Stored items from a collection:
######
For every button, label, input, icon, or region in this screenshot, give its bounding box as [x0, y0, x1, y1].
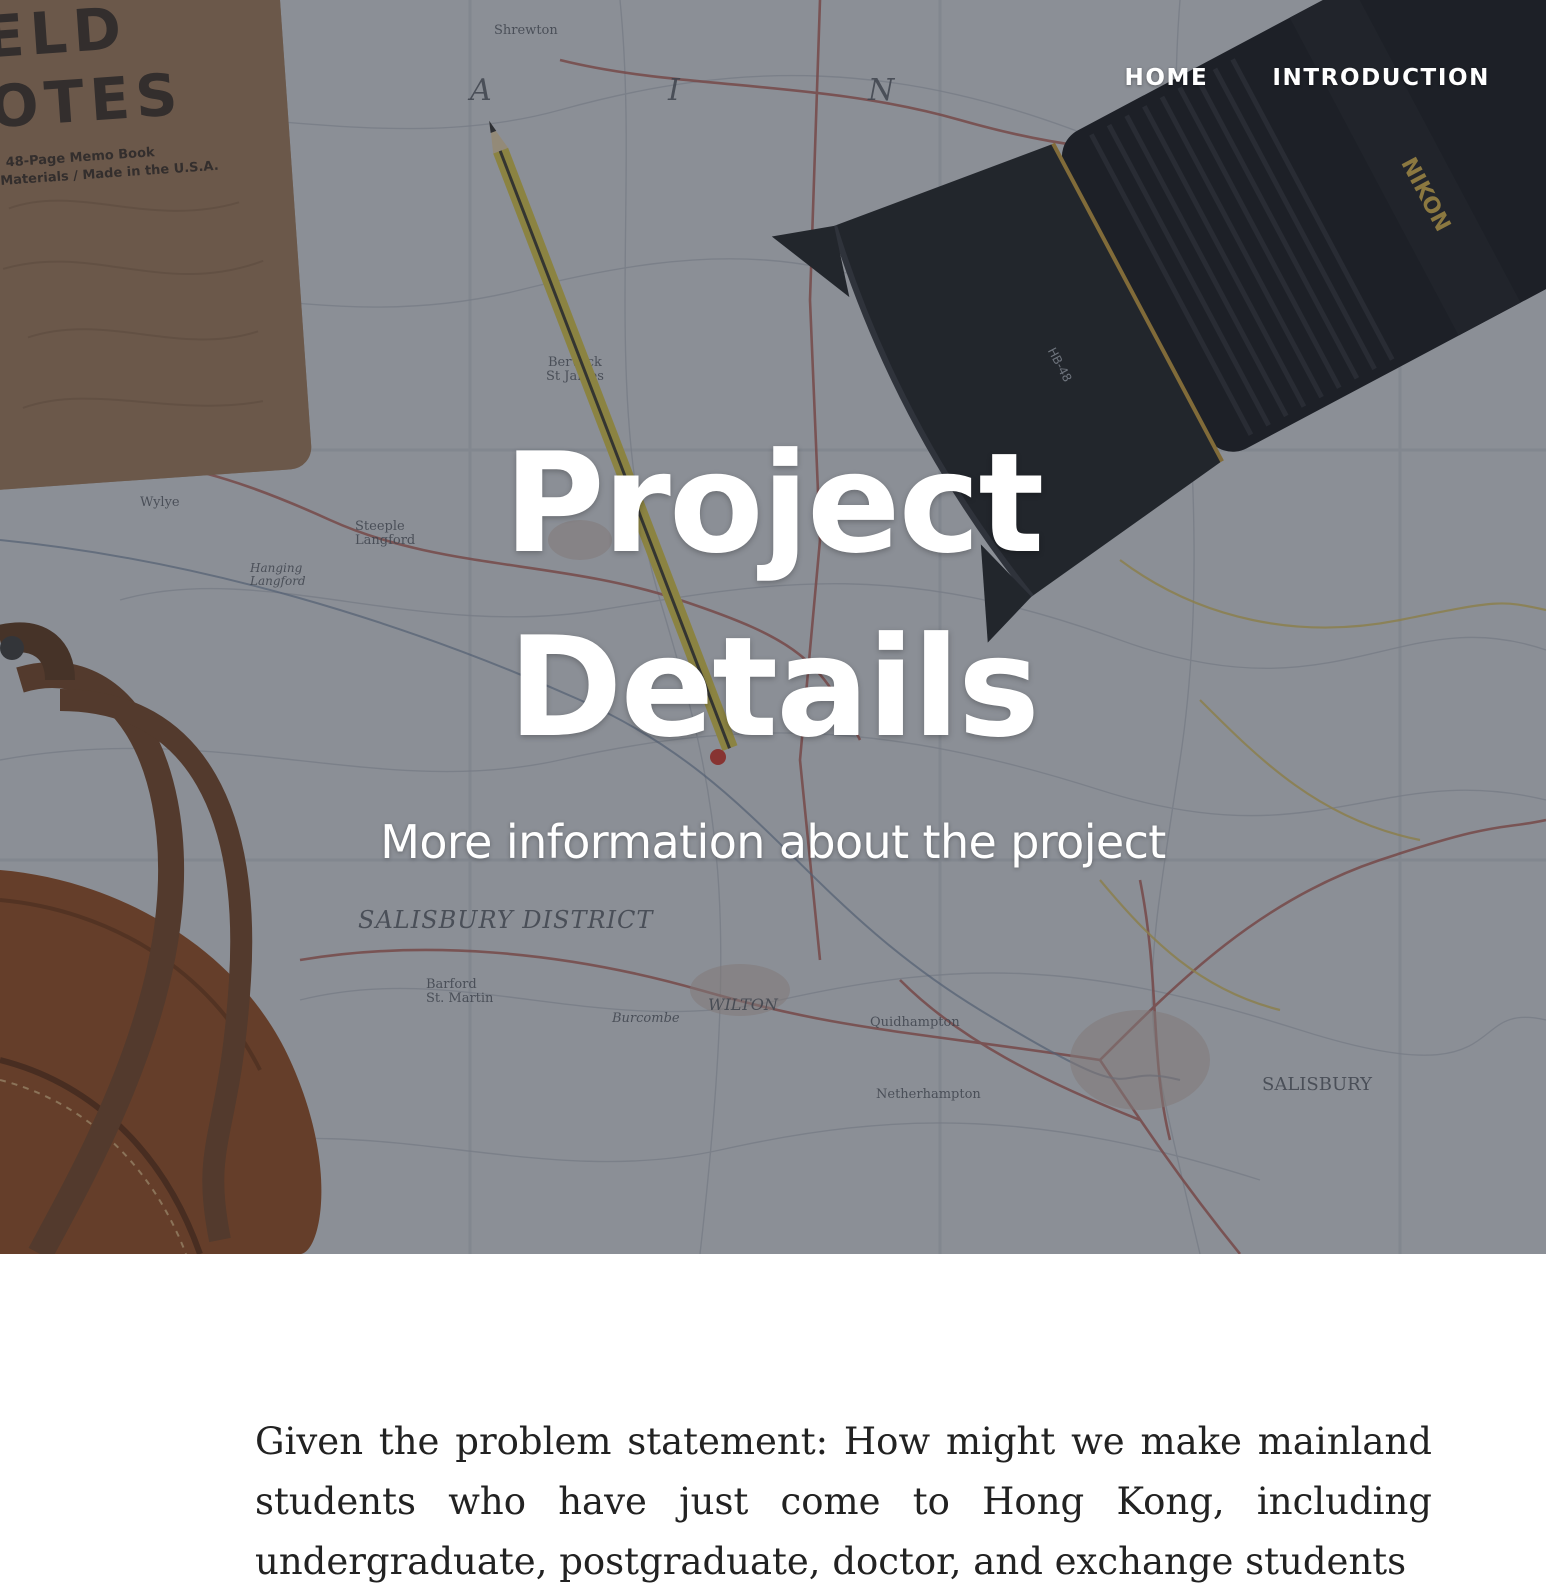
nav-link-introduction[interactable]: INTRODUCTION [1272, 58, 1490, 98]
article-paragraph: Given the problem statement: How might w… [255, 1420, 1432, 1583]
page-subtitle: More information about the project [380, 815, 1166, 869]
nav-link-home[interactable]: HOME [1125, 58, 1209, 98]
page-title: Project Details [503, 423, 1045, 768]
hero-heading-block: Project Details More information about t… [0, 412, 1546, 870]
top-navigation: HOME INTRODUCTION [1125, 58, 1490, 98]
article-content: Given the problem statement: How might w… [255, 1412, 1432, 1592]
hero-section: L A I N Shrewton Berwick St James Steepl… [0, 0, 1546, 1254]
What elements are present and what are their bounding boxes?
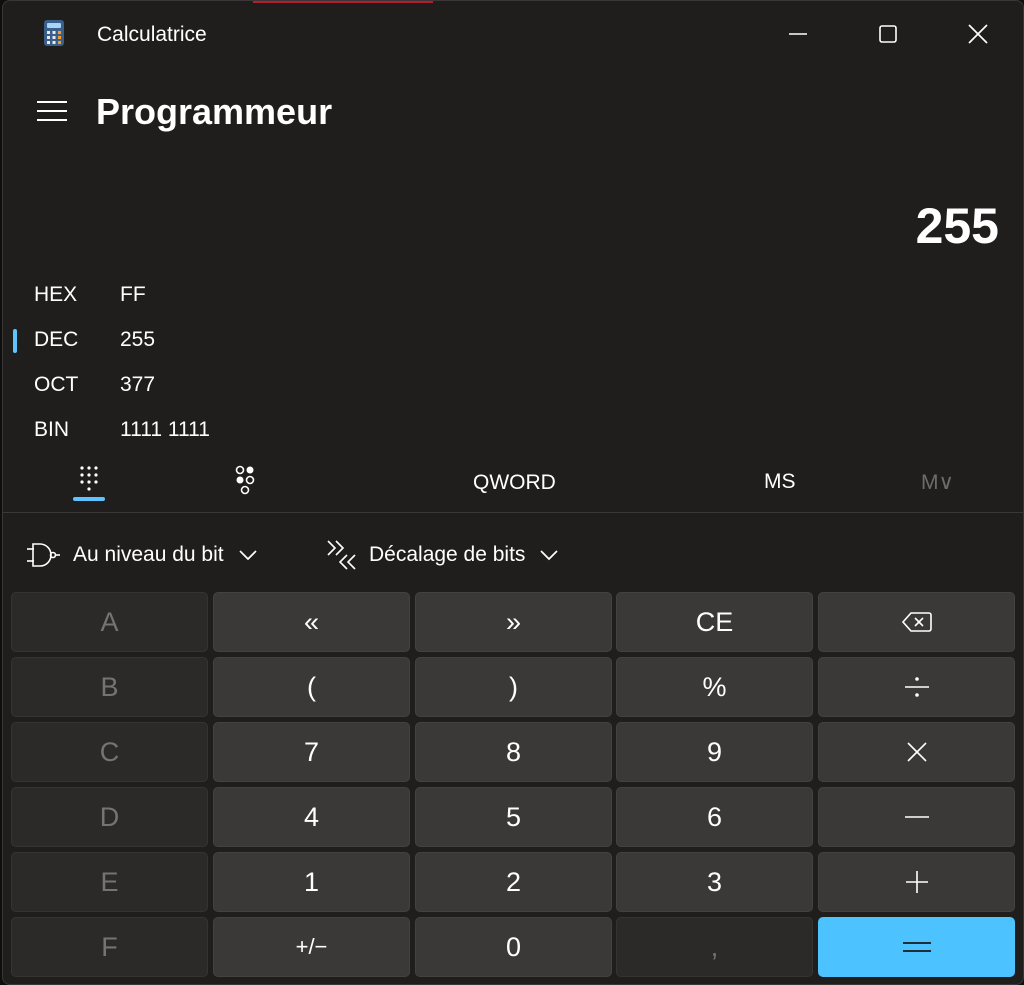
######
What needs to be done — Rewrite all of the entries above, substituting "image" for "screenshot" and keeping everything else the same. Leave the pictures out.

Solved problem —
For every button, label, input, icon, or region in this image, give its bounding box as [x0, y0, x1, y1].
nav-link-introduction[interactable]: INTRODUCTION [1272, 58, 1490, 98]
article-paragraph: Given the problem statement: How might w… [255, 1420, 1432, 1583]
page-subtitle: More information about the project [380, 815, 1166, 869]
nav-link-home[interactable]: HOME [1125, 58, 1209, 98]
page-title: Project Details [503, 423, 1045, 768]
hero-heading-block: Project Details More information about t… [0, 412, 1546, 870]
top-navigation: HOME INTRODUCTION [1125, 58, 1490, 98]
article-content: Given the problem statement: How might w… [255, 1412, 1432, 1592]
hero-section: L A I N Shrewton Berwick St James Steepl… [0, 0, 1546, 1254]
What elements are present and what are their bounding boxes?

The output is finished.